→ **What is required**
Update the items below by changing every "legend-swatch" to "legend-marker" and leaving all else unchanged. Omit the pictures from your answer.

— START OF Information given —

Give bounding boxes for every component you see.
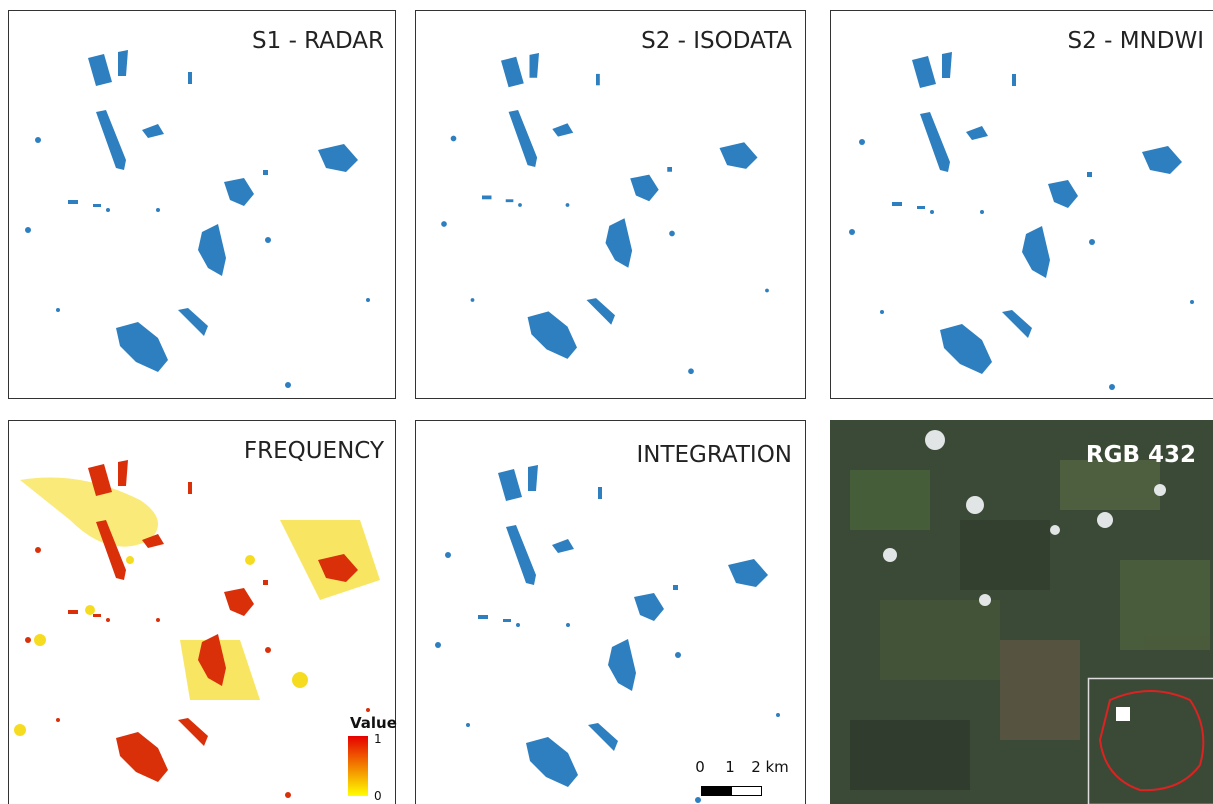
panel-title: S2 - ISODATA bbox=[641, 28, 792, 54]
figure: S1 - RADAR S2 - ISODATA S2 - MNDWI FREQU… bbox=[0, 0, 1213, 804]
scale-label: 0 bbox=[695, 758, 705, 776]
panel-radar: S1 - RADAR bbox=[9, 11, 396, 399]
legend-title: Value bbox=[350, 714, 397, 732]
panel-mndwi: S2 - MNDWI bbox=[831, 11, 1213, 399]
legend-max: 1 bbox=[374, 732, 382, 746]
panel-frequency: FREQUENCY Value 1 0 bbox=[9, 421, 397, 804]
panel-integration: INTEGRATION 0 1 2 km bbox=[416, 421, 806, 804]
inset-marker bbox=[1116, 707, 1130, 721]
panel-title: RGB 432 bbox=[1086, 442, 1196, 468]
scale-label: 1 bbox=[725, 758, 735, 776]
panel-title: INTEGRATION bbox=[636, 442, 792, 468]
scale-label: 2 km bbox=[751, 758, 789, 776]
panel-isodata: S2 - ISODATA bbox=[416, 11, 806, 399]
panel-title: S1 - RADAR bbox=[252, 28, 384, 54]
panel-rgb: RGB 432 bbox=[830, 420, 1213, 804]
legend-ramp bbox=[348, 736, 368, 796]
panel-title: FREQUENCY bbox=[244, 438, 385, 464]
scale-bar bbox=[732, 787, 762, 796]
scale-bar bbox=[701, 786, 731, 796]
legend-min: 0 bbox=[374, 789, 382, 803]
panel-title: S2 - MNDWI bbox=[1068, 28, 1204, 54]
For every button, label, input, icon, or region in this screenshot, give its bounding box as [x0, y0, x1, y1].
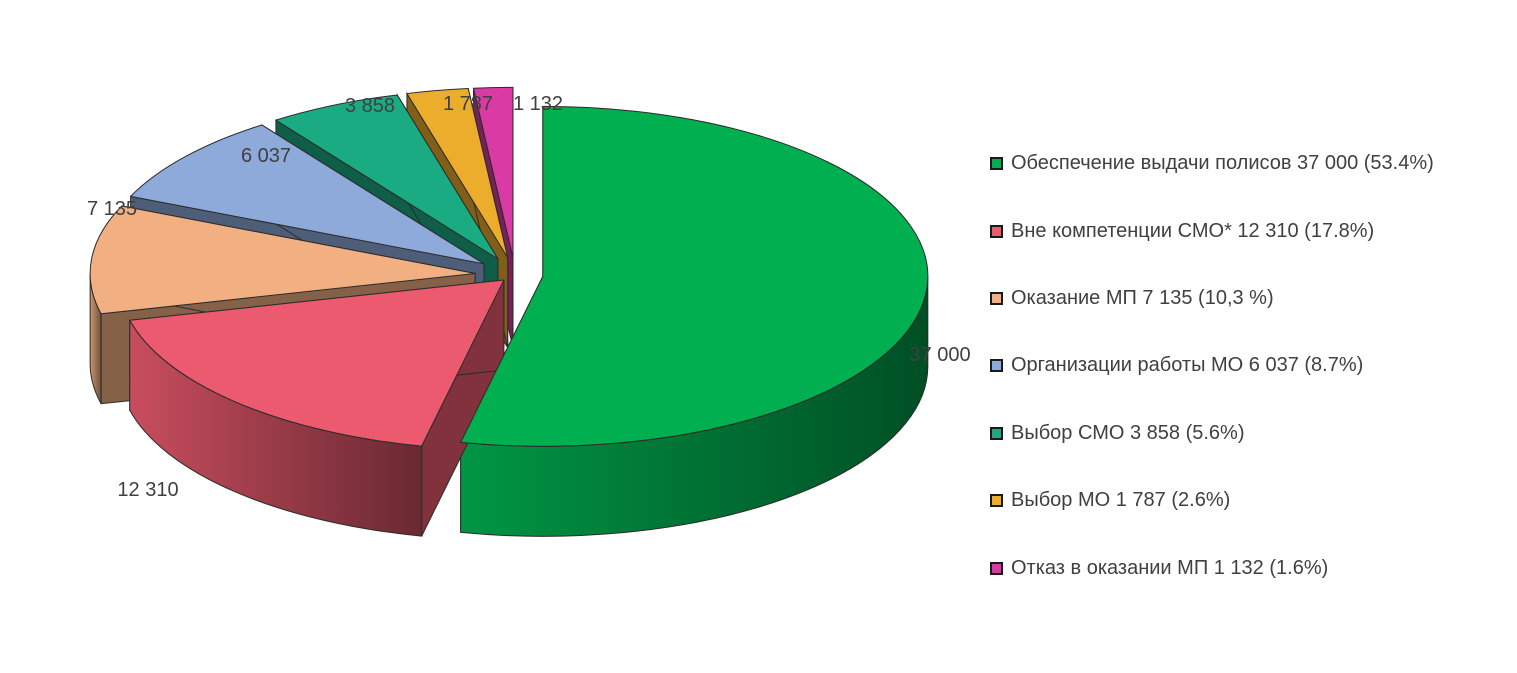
legend-item: Обеспечение выдачи полисов 37 000 (53.4%…	[990, 150, 1434, 176]
legend-swatch	[990, 156, 1003, 170]
legend-item: Вне компетенции СМО* 12 310 (17.8%)	[990, 218, 1374, 244]
pie-chart: 37 000 12 310 7 135 6 037 3 858 1 787 1 132	[87, 86, 971, 537]
data-label: 3 858	[345, 95, 395, 117]
data-label: 37 000	[909, 344, 970, 366]
pie-slice	[472, 86, 514, 258]
legend-item: Отказ в оказании МП 1 132 (1.6%)	[990, 555, 1328, 581]
legend-label: Обеспечение выдачи полисов 37 000 (53.4%…	[1011, 151, 1434, 174]
legend-item: Выбор МО 1 787 (2.6%)	[990, 487, 1230, 513]
legend-swatch	[990, 291, 1003, 305]
legend-item: Оказание МП 7 135 (10,3 %)	[990, 285, 1274, 311]
legend-label: Выбор МО 1 787 (2.6%)	[1011, 488, 1231, 511]
pie-slice	[274, 94, 499, 260]
legend-item: Выбор СМО 3 858 (5.6%)	[990, 420, 1244, 446]
pie-slice	[129, 124, 485, 265]
legend-label: Оказание МП 7 135 (10,3 %)	[1011, 286, 1274, 309]
data-label: 12 310	[117, 479, 178, 501]
pie-slice	[89, 205, 476, 315]
pie-slice	[406, 88, 509, 258]
pie-chart-svg: 37 000 12 310 7 135 6 037 3 858 1 787 1 132	[87, 86, 971, 537]
legend-label: Выбор СМО 3 858 (5.6%)	[1011, 421, 1245, 444]
legend-item: Организации работы МО 6 037 (8.7%)	[990, 352, 1363, 378]
legend-swatch	[990, 358, 1003, 372]
pie-slice	[128, 279, 505, 447]
legend: Обеспечение выдачи полисов 37 000 (53.4%…	[990, 0, 1510, 673]
data-label: 1 132	[513, 93, 563, 115]
legend-swatch	[990, 224, 1003, 238]
pie-slice	[459, 105, 929, 447]
data-label: 1 787	[443, 93, 493, 115]
data-label: 7 135	[87, 198, 137, 220]
legend-swatch	[990, 561, 1003, 575]
legend-swatch	[990, 426, 1003, 440]
legend-label: Вне компетенции СМО* 12 310 (17.8%)	[1011, 219, 1375, 242]
legend-label: Отказ в оказании МП 1 132 (1.6%)	[1011, 556, 1329, 579]
data-label: 6 037	[241, 145, 291, 167]
legend-swatch	[990, 493, 1003, 507]
legend-label: Организации работы МО 6 037 (8.7%)	[1011, 353, 1364, 376]
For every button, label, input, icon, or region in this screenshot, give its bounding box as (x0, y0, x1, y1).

— END OF Information given —

→ **Answer for this exercise**
Give bounding boxes for every component you see.
panel-title: S2 - ISODATA bbox=[641, 28, 792, 54]
figure: S1 - RADAR S2 - ISODATA S2 - MNDWI FREQU… bbox=[0, 0, 1213, 804]
scale-label: 0 bbox=[695, 758, 705, 776]
panel-radar: S1 - RADAR bbox=[9, 11, 396, 399]
legend-title: Value bbox=[350, 714, 397, 732]
panel-mndwi: S2 - MNDWI bbox=[831, 11, 1213, 399]
legend-max: 1 bbox=[374, 732, 382, 746]
panel-frequency: FREQUENCY Value 1 0 bbox=[9, 421, 397, 804]
panel-integration: INTEGRATION 0 1 2 km bbox=[416, 421, 806, 804]
inset-marker bbox=[1116, 707, 1130, 721]
panel-title: RGB 432 bbox=[1086, 442, 1196, 468]
scale-label: 1 bbox=[725, 758, 735, 776]
panel-title: INTEGRATION bbox=[636, 442, 792, 468]
scale-label: 2 km bbox=[751, 758, 789, 776]
panel-isodata: S2 - ISODATA bbox=[416, 11, 806, 399]
panel-title: S1 - RADAR bbox=[252, 28, 384, 54]
panel-rgb: RGB 432 bbox=[830, 420, 1213, 804]
legend-ramp bbox=[348, 736, 368, 796]
panel-title: FREQUENCY bbox=[244, 438, 385, 464]
scale-bar bbox=[732, 787, 762, 796]
scale-bar bbox=[701, 786, 731, 796]
legend-min: 0 bbox=[374, 789, 382, 803]
panel-title: S2 - MNDWI bbox=[1068, 28, 1204, 54]
For every button, label, input, icon, or region in this screenshot, give its bounding box as [x0, y0, x1, y1].
legend-item: Обеспечение выдачи полисов 37 000 (53.4%…	[990, 150, 1434, 176]
legend-marker	[990, 156, 1003, 170]
legend-item: Вне компетенции СМО* 12 310 (17.8%)	[990, 218, 1374, 244]
pie-chart: 37 000 12 310 7 135 6 037 3 858 1 787 1 132	[87, 86, 971, 537]
data-label: 3 858	[345, 95, 395, 117]
data-label: 37 000	[909, 344, 970, 366]
pie-slice	[472, 86, 514, 258]
legend-item: Отказ в оказании МП 1 132 (1.6%)	[990, 555, 1328, 581]
legend-label: Обеспечение выдачи полисов 37 000 (53.4%…	[1011, 151, 1434, 174]
legend-item: Выбор МО 1 787 (2.6%)	[990, 487, 1230, 513]
legend-marker	[990, 291, 1003, 305]
legend-item: Оказание МП 7 135 (10,3 %)	[990, 285, 1274, 311]
legend-label: Выбор МО 1 787 (2.6%)	[1011, 488, 1231, 511]
pie-slice	[274, 94, 499, 260]
legend-item: Выбор СМО 3 858 (5.6%)	[990, 420, 1244, 446]
pie-slice	[129, 124, 485, 265]
legend-label: Оказание МП 7 135 (10,3 %)	[1011, 286, 1274, 309]
data-label: 12 310	[117, 479, 178, 501]
pie-slice	[89, 205, 476, 315]
pie-slice	[406, 88, 509, 258]
pie-chart-svg: 37 000 12 310 7 135 6 037 3 858 1 787 1 132	[87, 86, 971, 537]
legend-label: Выбор СМО 3 858 (5.6%)	[1011, 421, 1245, 444]
legend-item: Организации работы МО 6 037 (8.7%)	[990, 352, 1363, 378]
legend-marker	[990, 358, 1003, 372]
pie-slice	[128, 279, 505, 447]
legend: Обеспечение выдачи полисов 37 000 (53.4%…	[990, 0, 1510, 673]
data-label: 1 132	[513, 93, 563, 115]
legend-marker	[990, 224, 1003, 238]
pie-slice	[459, 105, 929, 447]
data-label: 1 787	[443, 93, 493, 115]
data-label: 7 135	[87, 198, 137, 220]
legend-marker	[990, 561, 1003, 575]
legend-marker	[990, 426, 1003, 440]
legend-label: Вне компетенции СМО* 12 310 (17.8%)	[1011, 219, 1375, 242]
legend-label: Отказ в оказании МП 1 132 (1.6%)	[1011, 556, 1329, 579]
data-label: 6 037	[241, 145, 291, 167]
legend-marker	[990, 493, 1003, 507]
legend-label: Организации работы МО 6 037 (8.7%)	[1011, 353, 1364, 376]
For every button, label, input, icon, or region in this screenshot, give its bounding box as (x0, y0, x1, y1).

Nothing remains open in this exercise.